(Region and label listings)
┌──
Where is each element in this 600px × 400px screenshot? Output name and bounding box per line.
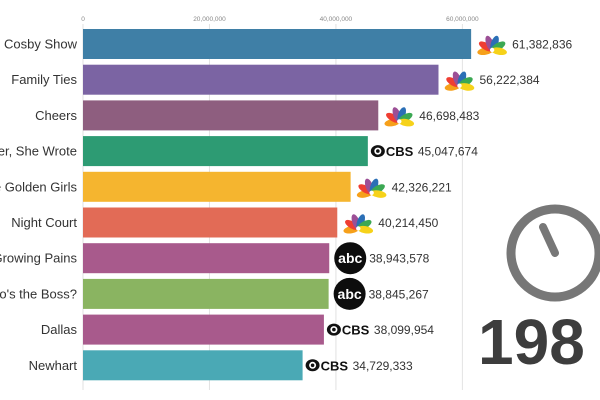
nbc-center — [397, 119, 402, 124]
nbc-logo-icon — [356, 178, 387, 198]
bar — [83, 207, 338, 238]
abc-logo-text: abc — [338, 250, 362, 266]
bar-row: Family Ties 56,222,384 — [11, 64, 540, 95]
abc-disc — [333, 277, 366, 310]
bar — [83, 29, 472, 59]
value-label: 34,729,333 — [353, 359, 413, 373]
nbc-feather — [370, 190, 387, 198]
bars-layer: The Cosby Show 61,382,836 Family Ties 56,22… — [0, 29, 573, 381]
nbc-feather — [398, 118, 415, 127]
bar-row: The Golden Girls 42,326,221 — [0, 171, 452, 202]
nbc-center — [356, 226, 361, 231]
category-label: Night Court — [11, 215, 77, 230]
bar — [83, 314, 324, 345]
value-label: 38,099,954 — [374, 323, 434, 337]
category-label: Growing Pains — [0, 251, 77, 266]
x-tick-label: 40,000,000 — [320, 16, 353, 23]
nbc-center — [457, 83, 462, 88]
x-tick-label: 0 — [81, 16, 85, 23]
clock-face — [506, 204, 600, 302]
clock-hand — [539, 223, 559, 257]
year-label: 198 — [478, 306, 585, 378]
bar-row: Who's the Boss? abc 38,845,267 — [0, 277, 429, 310]
bar — [83, 243, 330, 274]
nbc-logo-icon — [477, 35, 507, 56]
abc-logo-icon: abc — [333, 277, 366, 310]
cbs-eye-pupil — [376, 149, 380, 153]
bar — [83, 350, 303, 381]
bar — [83, 136, 368, 167]
abc-logo-icon: abc — [334, 242, 367, 275]
value-label: 61,382,836 — [512, 38, 572, 52]
category-label: The Cosby Show — [0, 37, 78, 52]
nbc-logo-icon — [384, 107, 415, 127]
x-tick-label: 60,000,000 — [446, 16, 479, 23]
value-label: 56,222,384 — [479, 73, 539, 87]
bar — [83, 64, 439, 95]
category-label: Who's the Boss? — [0, 286, 77, 301]
nbc-center — [489, 47, 495, 53]
value-label: 40,214,450 — [378, 216, 438, 230]
abc-logo-text: abc — [338, 286, 362, 302]
bar-row: Growing Pains abc 38,943,578 — [0, 242, 430, 275]
value-label: 45,047,674 — [418, 145, 478, 159]
x-tick-label: 20,000,000 — [193, 16, 226, 23]
category-label: Cheers — [35, 108, 77, 123]
category-label: Murder, She Wrote — [0, 144, 77, 159]
bar-row: Newhart CBS 34,729,333 — [29, 350, 413, 381]
nbc-logo-icon — [343, 214, 374, 234]
nbc-feather — [458, 83, 475, 91]
category-label: The Golden Girls — [0, 179, 77, 194]
clock-icon — [506, 204, 600, 302]
bar — [83, 100, 379, 131]
bar-row: Dallas CBS 38,099,954 — [41, 314, 434, 345]
category-label: Newhart — [29, 358, 78, 373]
cbs-logo-icon: CBS — [305, 358, 349, 373]
value-label: 46,698,483 — [419, 109, 479, 123]
abc-disc — [334, 242, 367, 275]
value-label: 38,943,578 — [369, 252, 429, 266]
value-label: 38,845,267 — [369, 287, 429, 301]
nbc-feather — [491, 47, 507, 56]
cbs-eye-pupil — [310, 363, 315, 368]
cbs-logo-icon: CBS — [370, 144, 414, 159]
bar-row: Murder, She Wrote CBS 45,047,674 — [0, 136, 478, 167]
bar-row: The Cosby Show 61,382,836 — [0, 29, 573, 59]
bar-row: Night Court 40,214,450 — [11, 207, 439, 238]
bar — [83, 278, 329, 309]
nbc-feather — [357, 225, 374, 234]
cbs-logo-icon: CBS — [326, 323, 370, 338]
value-label: 42,326,221 — [392, 180, 452, 194]
cbs-logo-text: CBS — [321, 358, 349, 373]
cbs-eye-pupil — [332, 327, 336, 332]
category-label: Family Ties — [11, 72, 77, 87]
category-label: Dallas — [41, 322, 78, 337]
cbs-logo-text: CBS — [342, 323, 370, 338]
bar-row: Cheers 46,698,483 — [35, 100, 480, 131]
nbc-logo-icon — [444, 71, 475, 91]
nbc-center — [369, 190, 374, 195]
cbs-logo-text: CBS — [386, 144, 414, 159]
bar — [83, 171, 351, 202]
└──
- _Job_
Recast every line of the records above as a Markdown table with two columns, "Row" for the row number and "Line" for the line itself, skipping blank lines. Leave the pictures out of the table.

- _Result_
| Row | Line |
|---|---|
| 1 | Where is each element in this 600px × 400px screenshot? Output name and bounding box per line. |
| 2 | nbc-center — [397, 119, 402, 124] |
| 3 | nbc-logo-icon — [356, 178, 387, 198] |
| 4 | bar — [83, 207, 338, 238] |
| 5 | abc-logo-text: abc — [338, 250, 362, 266] |
| 6 | bar-row: Family Ties 56,222,384 — [11, 64, 540, 95] |
| 7 | abc-disc — [333, 277, 366, 310] |
| 8 | bar — [83, 29, 472, 59] |
| 9 | value-label: 34,729,333 — [353, 359, 413, 373] |
| 10 | nbc-feather — [370, 190, 387, 198] |
| 11 | bars-layer: The Cosby Show 61,382,836 Family Ties 56,22… — [0, 29, 573, 381] |
| 12 | nbc-feather — [398, 118, 415, 127] |
| 13 | bar-row: The Golden Girls 42,326,221 — [0, 171, 452, 202] |
| 14 | nbc-center — [356, 226, 361, 231] |
| 15 | category-label: Night Court — [11, 215, 77, 230] |
| 16 | bar — [83, 314, 324, 345] |
| 17 | value-label: 38,099,954 — [374, 323, 434, 337] |
| 18 | category-label: Growing Pains — [0, 251, 77, 266] |
| 19 | x-tick-label: 40,000,000 — [320, 16, 353, 23] |
| 20 | nbc-center — [457, 83, 462, 88] |
| 21 | x-tick-label: 0 — [81, 16, 85, 23] |
| 22 | clock-face — [506, 204, 600, 302] |
| 23 | clock-hand — [539, 223, 559, 257] |
| 24 | year-label: 198 — [478, 306, 585, 378] |
| 25 | bar-row: Who's the Boss? abc 38,845,267 — [0, 277, 429, 310] |
| 26 | bar — [83, 243, 330, 274] |
| 27 | nbc-logo-icon — [477, 35, 507, 56] |
| 28 | abc-logo-icon: abc — [333, 277, 366, 310] |
| 29 | cbs-eye-pupil — [376, 149, 380, 153] |
| 30 | bar — [83, 350, 303, 381] |
| 31 | bar — [83, 136, 368, 167] |
| 32 | abc-logo-icon: abc — [334, 242, 367, 275] |
| 33 | value-label: 61,382,836 — [512, 38, 572, 52] |
| 34 | category-label: The Cosby Show — [0, 37, 78, 52] |
| 35 | nbc-logo-icon — [384, 107, 415, 127] |
| 36 | x-tick-label: 60,000,000 — [446, 16, 479, 23] |
| 37 | value-label: 56,222,384 — [479, 73, 539, 87] |
| 38 | bar — [83, 64, 439, 95] |
| 39 | category-label: Who's the Boss? — [0, 286, 77, 301] |
| 40 | nbc-center — [489, 47, 495, 53] |
| 41 | value-label: 40,214,450 — [378, 216, 438, 230] |
| 42 | abc-logo-text: abc — [338, 286, 362, 302] |
| 43 | bar-row: Growing Pains abc 38,943,578 — [0, 242, 430, 275] |
| 44 | value-label: 45,047,674 — [418, 145, 478, 159] |
| 45 | x-tick-label: 20,000,000 — [193, 16, 226, 23] |
| 46 | category-label: Cheers — [35, 108, 77, 123] |
| 47 | category-label: Murder, She Wrote — [0, 144, 77, 159] |
| 48 | bar-row: Newhart CBS 34,729,333 — [29, 350, 413, 381] |
| 49 | nbc-logo-icon — [343, 214, 374, 234] |
| 50 | nbc-feather — [458, 83, 475, 91] |
| 51 | category-label: The Golden Girls — [0, 179, 77, 194] |
| 52 | clock-icon — [506, 204, 600, 302] |
| 53 | bar — [83, 100, 379, 131] |
| 54 | bar-row: Dallas CBS 38,099,954 — [41, 314, 434, 345] |
| 55 | category-label: Newhart — [29, 358, 78, 373] |
| 56 | cbs-logo-icon: CBS — [305, 358, 349, 373] |
| 57 | value-label: 46,698,483 — [419, 109, 479, 123] |
| 58 | abc-disc — [334, 242, 367, 275] |
| 59 | value-label: 38,943,578 — [369, 252, 429, 266] |
| 60 | value-label: 38,845,267 — [369, 287, 429, 301] |
| 61 | nbc-feather — [491, 47, 507, 56] |
| 62 | cbs-eye-pupil — [310, 363, 315, 368] |
| 63 | cbs-logo-icon: CBS — [370, 144, 414, 159] |
| 64 | bar-row: Murder, She Wrote CBS 45,047,674 — [0, 136, 478, 167] |
| 65 | bar-row: The Cosby Show 61,382,836 — [0, 29, 573, 59] |
| 66 | bar-row: Night Court 40,214,450 — [11, 207, 439, 238] |
| 67 | bar — [83, 278, 329, 309] |
| 68 | nbc-feather — [357, 225, 374, 234] |
| 69 | cbs-logo-icon: CBS — [326, 323, 370, 338] |
| 70 | value-label: 42,326,221 — [392, 180, 452, 194] |
| 71 | cbs-logo-text: CBS — [321, 358, 349, 373] |
| 72 | cbs-eye-pupil — [332, 327, 336, 332] |
| 73 | category-label: Family Ties — [11, 72, 77, 87] |
| 74 | category-label: Dallas — [41, 322, 78, 337] |
| 75 | cbs-logo-text: CBS — [342, 323, 370, 338] |
| 76 | bar-row: Cheers 46,698,483 — [35, 100, 480, 131] |
| 77 | nbc-logo-icon — [444, 71, 475, 91] |
| 78 | nbc-center — [369, 190, 374, 195] |
| 79 | cbs-logo-text: CBS — [386, 144, 414, 159] |
| 80 | bar — [83, 171, 351, 202] |